In this exercise, return the whole listing exactly, excluding any images.

Records for this exercise:

#####

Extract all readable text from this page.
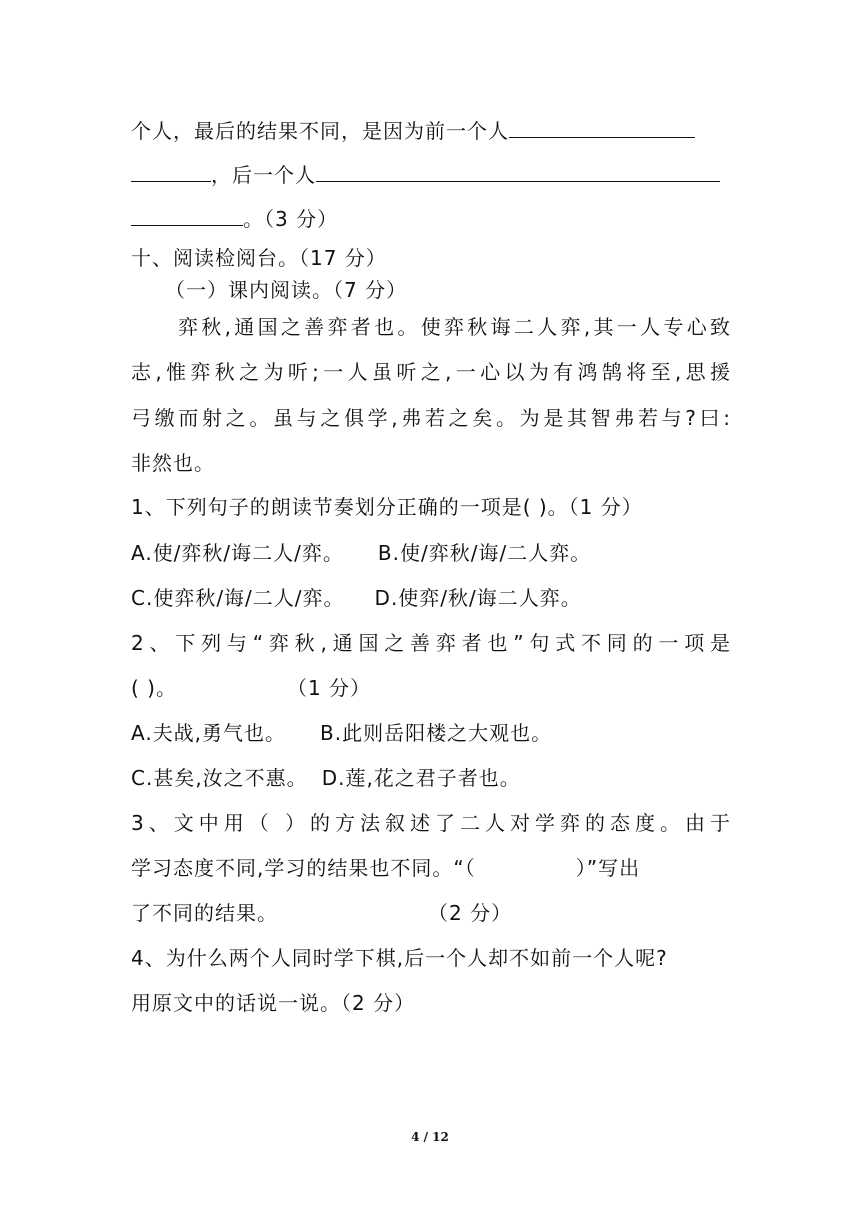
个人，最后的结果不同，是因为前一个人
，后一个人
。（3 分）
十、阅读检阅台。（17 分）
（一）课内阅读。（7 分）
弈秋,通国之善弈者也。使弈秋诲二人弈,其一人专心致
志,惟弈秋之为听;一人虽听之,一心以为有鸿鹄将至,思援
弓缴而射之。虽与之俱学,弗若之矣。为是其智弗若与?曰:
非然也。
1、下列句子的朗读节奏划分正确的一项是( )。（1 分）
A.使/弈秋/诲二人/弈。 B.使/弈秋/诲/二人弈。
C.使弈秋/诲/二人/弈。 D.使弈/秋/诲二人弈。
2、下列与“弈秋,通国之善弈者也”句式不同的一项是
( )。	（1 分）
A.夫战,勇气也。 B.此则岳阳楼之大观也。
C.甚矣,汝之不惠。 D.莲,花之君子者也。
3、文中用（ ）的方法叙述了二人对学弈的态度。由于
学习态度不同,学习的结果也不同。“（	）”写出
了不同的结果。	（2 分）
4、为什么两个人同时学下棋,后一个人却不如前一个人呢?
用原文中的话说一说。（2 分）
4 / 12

#####

Response to this task:
Extract all readable text from this page.
个人，最后的结果不同，是因为前一个人
，后一个人
。（3 分）
十、阅读检阅台。（17 分）
（一）课内阅读。（7 分）
弈秋,通国之善弈者也。使弈秋诲二人弈,其一人专心致
志,惟弈秋之为听;一人虽听之,一心以为有鸿鹄将至,思援
弓缴而射之。虽与之俱学,弗若之矣。为是其智弗若与?曰:
非然也。
1、下列句子的朗读节奏划分正确的一项是( )。（1 分）
A.使/弈秋/诲二人/弈。 B.使/弈秋/诲/二人弈。
C.使弈秋/诲/二人/弈。 D.使弈/秋/诲二人弈。
2、下列与“弈秋,通国之善弈者也”句式不同的一项是
( )。	（1 分）
A.夫战,勇气也。 B.此则岳阳楼之大观也。
C.甚矣,汝之不惠。 D.莲,花之君子者也。
3、文中用（ ）的方法叙述了二人对学弈的态度。由于
学习态度不同,学习的结果也不同。“（	）”写出
了不同的结果。	（2 分）
4、为什么两个人同时学下棋,后一个人却不如前一个人呢?
用原文中的话说一说。（2 分）
4 / 12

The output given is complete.